(SET EXERCISE): In the records that follow, show each line where the word "Price" is present.

━━━━━━━━━━━━━━━━

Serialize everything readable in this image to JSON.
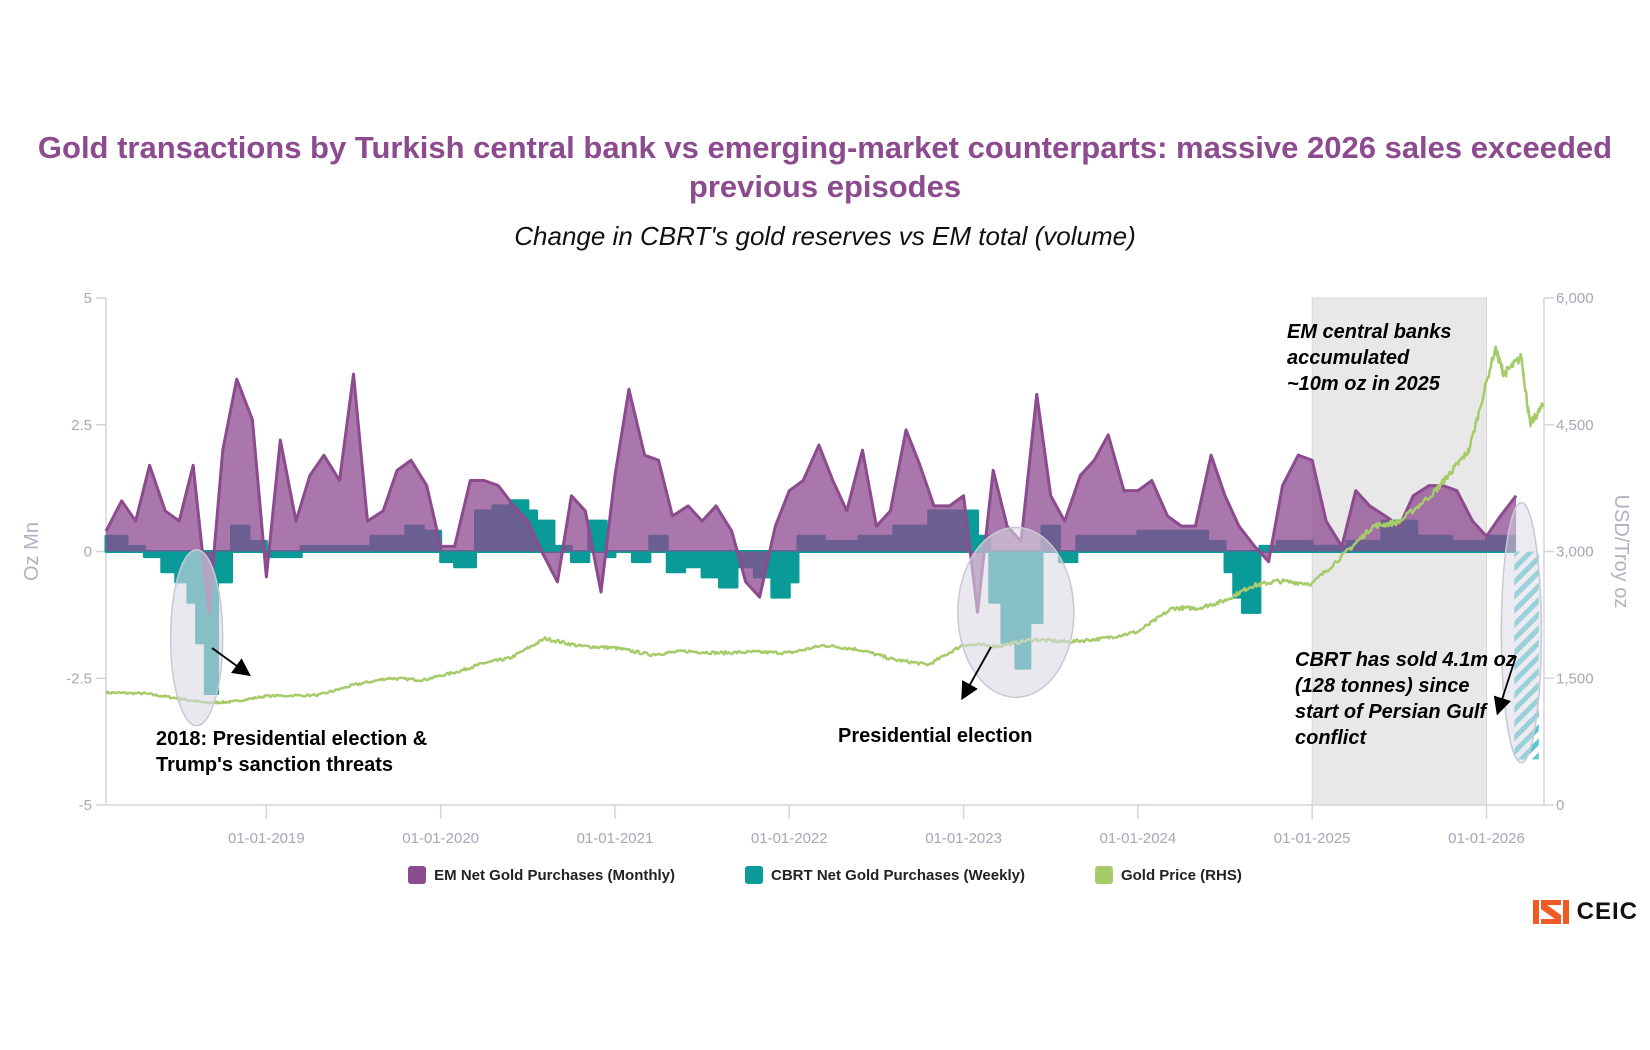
{
  "chart_data": {
    "type": "area",
    "title": "Gold transactions by Turkish central bank vs emerging-market counterparts: massive 2026 sales exceeded previous episodes",
    "subtitle": "Change in CBRT's gold reserves vs EM total (volume)",
    "xlabel": "",
    "ylabel_left": "Oz Mn",
    "ylabel_right": "USD/Troy oz",
    "ylim_left": [
      -5,
      5
    ],
    "ylim_right": [
      0,
      6000
    ],
    "yticks_left": [
      "5",
      "2.5",
      "0",
      "-2.5",
      "-5"
    ],
    "yticks_left_values": [
      5,
      2.5,
      0,
      -2.5,
      -5
    ],
    "yticks_right": [
      "6,000",
      "4,500",
      "3,000",
      "1,500",
      "0"
    ],
    "yticks_right_values": [
      6000,
      4500,
      3000,
      1500,
      0
    ],
    "xticks": [
      "01-01-2019",
      "01-01-2020",
      "01-01-2021",
      "01-01-2022",
      "01-01-2023",
      "01-01-2024",
      "01-01-2025",
      "01-01-2026"
    ],
    "xticks_values": [
      2019.0,
      2020.0,
      2021.0,
      2022.0,
      2023.0,
      2024.0,
      2025.0,
      2026.0
    ],
    "xrange": [
      2018.08,
      2026.33
    ],
    "grid": false,
    "legend_position": "bottom",
    "highlight_band": {
      "from": 2025.0,
      "to": 2026.0
    },
    "series": [
      {
        "name": "EM Net Gold Purchases (Monthly)",
        "color": "#8c4a8f",
        "axis": "left",
        "x": [
          2018.08,
          2018.17,
          2018.25,
          2018.33,
          2018.42,
          2018.5,
          2018.58,
          2018.67,
          2018.75,
          2018.83,
          2018.92,
          2019.0,
          2019.08,
          2019.17,
          2019.25,
          2019.33,
          2019.42,
          2019.5,
          2019.58,
          2019.67,
          2019.75,
          2019.83,
          2019.92,
          2020.0,
          2020.08,
          2020.17,
          2020.25,
          2020.33,
          2020.42,
          2020.5,
          2020.58,
          2020.67,
          2020.75,
          2020.83,
          2020.92,
          2021.0,
          2021.08,
          2021.17,
          2021.25,
          2021.33,
          2021.42,
          2021.5,
          2021.58,
          2021.67,
          2021.75,
          2021.83,
          2021.92,
          2022.0,
          2022.08,
          2022.17,
          2022.25,
          2022.33,
          2022.42,
          2022.5,
          2022.58,
          2022.67,
          2022.75,
          2022.83,
          2022.92,
          2023.0,
          2023.08,
          2023.17,
          2023.25,
          2023.33,
          2023.42,
          2023.5,
          2023.58,
          2023.67,
          2023.75,
          2023.83,
          2023.92,
          2024.0,
          2024.08,
          2024.17,
          2024.25,
          2024.33,
          2024.42,
          2024.5,
          2024.58,
          2024.67,
          2024.75,
          2024.83,
          2024.92,
          2025.0,
          2025.08,
          2025.17,
          2025.25,
          2025.33,
          2025.42,
          2025.5,
          2025.58,
          2025.67,
          2025.75,
          2025.83,
          2025.92,
          2026.0,
          2026.08,
          2026.17
        ],
        "values": [
          0.4,
          1.0,
          0.6,
          1.7,
          0.8,
          0.6,
          1.7,
          -1.2,
          2.0,
          3.4,
          2.6,
          -0.5,
          2.2,
          0.6,
          1.5,
          1.9,
          1.4,
          3.5,
          0.6,
          0.8,
          1.6,
          1.8,
          1.3,
          0.1,
          0.1,
          1.4,
          1.4,
          1.3,
          0.9,
          0.6,
          0.0,
          -0.6,
          1.1,
          0.8,
          -0.8,
          1.5,
          3.2,
          1.9,
          1.8,
          0.7,
          0.9,
          0.6,
          0.9,
          0.4,
          -0.6,
          -0.9,
          0.5,
          1.2,
          1.4,
          2.1,
          1.4,
          0.8,
          2.0,
          0.5,
          0.8,
          2.4,
          1.7,
          0.9,
          0.9,
          1.1,
          -1.2,
          1.6,
          0.5,
          0.2,
          3.1,
          1.1,
          0.6,
          1.5,
          1.8,
          2.3,
          1.2,
          1.2,
          1.4,
          0.7,
          0.5,
          0.5,
          1.9,
          1.1,
          0.5,
          0.1,
          -0.2,
          1.3,
          1.9,
          1.8,
          0.6,
          0.1,
          1.2,
          0.9,
          0.7,
          0.5,
          1.1,
          1.3,
          1.3,
          1.2,
          0.6,
          0.3,
          0.7,
          1.1
        ]
      },
      {
        "name": "CBRT Net Gold Purchases (Weekly)",
        "color": "#0a9a98",
        "axis": "left",
        "x": [
          2018.08,
          2018.2,
          2018.3,
          2018.4,
          2018.48,
          2018.55,
          2018.6,
          2018.65,
          2018.72,
          2018.8,
          2018.9,
          2019.0,
          2019.1,
          2019.2,
          2019.4,
          2019.6,
          2019.8,
          2019.9,
          2020.0,
          2020.08,
          2020.2,
          2020.3,
          2020.4,
          2020.5,
          2020.55,
          2020.65,
          2020.75,
          2020.85,
          2020.95,
          2021.0,
          2021.1,
          2021.2,
          2021.3,
          2021.4,
          2021.5,
          2021.6,
          2021.7,
          2021.8,
          2021.9,
          2022.0,
          2022.05,
          2022.1,
          2022.2,
          2022.4,
          2022.6,
          2022.8,
          2023.0,
          2023.08,
          2023.15,
          2023.22,
          2023.3,
          2023.38,
          2023.45,
          2023.55,
          2023.65,
          2023.8,
          2024.0,
          2024.2,
          2024.4,
          2024.5,
          2024.55,
          2024.6,
          2024.7,
          2024.8,
          2025.0,
          2025.2,
          2025.4,
          2025.6,
          2025.8,
          2026.0,
          2026.16
        ],
        "values": [
          0.3,
          0.1,
          -0.1,
          -0.4,
          -0.6,
          -1.0,
          -1.8,
          -2.8,
          -0.6,
          0.5,
          0.2,
          -0.1,
          -0.1,
          0.1,
          0.1,
          0.3,
          0.5,
          0.4,
          -0.2,
          -0.3,
          0.8,
          0.9,
          1.0,
          0.8,
          0.6,
          0.1,
          -0.2,
          0.6,
          -0.1,
          0.0,
          -0.2,
          0.3,
          -0.4,
          -0.3,
          -0.5,
          -0.7,
          -0.3,
          -0.5,
          -0.9,
          -0.6,
          0.3,
          0.3,
          0.2,
          0.3,
          0.5,
          0.8,
          0.8,
          0.3,
          -1.0,
          -1.8,
          -2.3,
          -1.4,
          0.5,
          -0.2,
          0.3,
          0.3,
          0.4,
          0.4,
          0.2,
          -0.4,
          -0.9,
          -1.2,
          0.1,
          0.2,
          0.1,
          0.2,
          0.6,
          0.3,
          0.2,
          0.3,
          0.3
        ]
      },
      {
        "name": "CBRT Net Gold Purchases (Weekly) — 2026 sales (hatched)",
        "color": "#5ac8cf",
        "axis": "left",
        "x": [
          2026.16,
          2026.3
        ],
        "values": [
          0,
          -4.1
        ]
      },
      {
        "name": "Gold Price (RHS)",
        "color": "#a6cc6a",
        "axis": "right",
        "x": [
          2018.08,
          2018.3,
          2018.5,
          2018.65,
          2018.8,
          2019.0,
          2019.3,
          2019.5,
          2019.7,
          2019.9,
          2020.1,
          2020.25,
          2020.4,
          2020.6,
          2020.8,
          2021.0,
          2021.2,
          2021.4,
          2021.6,
          2021.8,
          2022.0,
          2022.2,
          2022.4,
          2022.6,
          2022.8,
          2023.0,
          2023.2,
          2023.4,
          2023.6,
          2023.8,
          2024.0,
          2024.2,
          2024.35,
          2024.5,
          2024.65,
          2024.8,
          2025.0,
          2025.2,
          2025.35,
          2025.5,
          2025.7,
          2025.8,
          2025.9,
          2026.05,
          2026.1,
          2026.2,
          2026.25,
          2026.33
        ],
        "values": [
          1330,
          1320,
          1260,
          1210,
          1220,
          1290,
          1300,
          1420,
          1500,
          1480,
          1580,
          1680,
          1740,
          1970,
          1880,
          1860,
          1780,
          1820,
          1800,
          1810,
          1800,
          1890,
          1840,
          1720,
          1660,
          1900,
          1880,
          1960,
          1930,
          1970,
          2050,
          2330,
          2330,
          2420,
          2590,
          2650,
          2620,
          3000,
          3300,
          3350,
          3700,
          3950,
          4200,
          5400,
          5100,
          5300,
          4500,
          4750
        ]
      }
    ],
    "annotations": [
      {
        "name": "election-2018",
        "lines": [
          "2018: Presidential election &",
          "Trump's sanction threats"
        ]
      },
      {
        "name": "election-2023",
        "lines": [
          "Presidential election"
        ]
      },
      {
        "name": "em-2025",
        "lines": [
          "EM central banks",
          "accumulated",
          "~10m oz in 2025"
        ]
      },
      {
        "name": "cbrt-2026",
        "lines": [
          "CBRT has sold 4.1m oz",
          "(128 tonnes) since",
          "start of Persian Gulf",
          "conflict"
        ]
      }
    ]
  },
  "legend": [
    {
      "label": "EM Net Gold Purchases (Monthly)",
      "color": "#8c4a8f"
    },
    {
      "label": "CBRT Net Gold Purchases (Weekly)",
      "color": "#0a9a98"
    },
    {
      "label": "Gold Price (RHS)",
      "color": "#a6cc6a"
    }
  ],
  "branding": {
    "logo_text": "CEIC",
    "logo_color": "#f15a24"
  }
}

━━━━━━━━━━━━━━━━

(RESPONSE TO THE EXERCISE):
        "name": "Gold Price (RHS)",
      "label": "Gold Price (RHS)",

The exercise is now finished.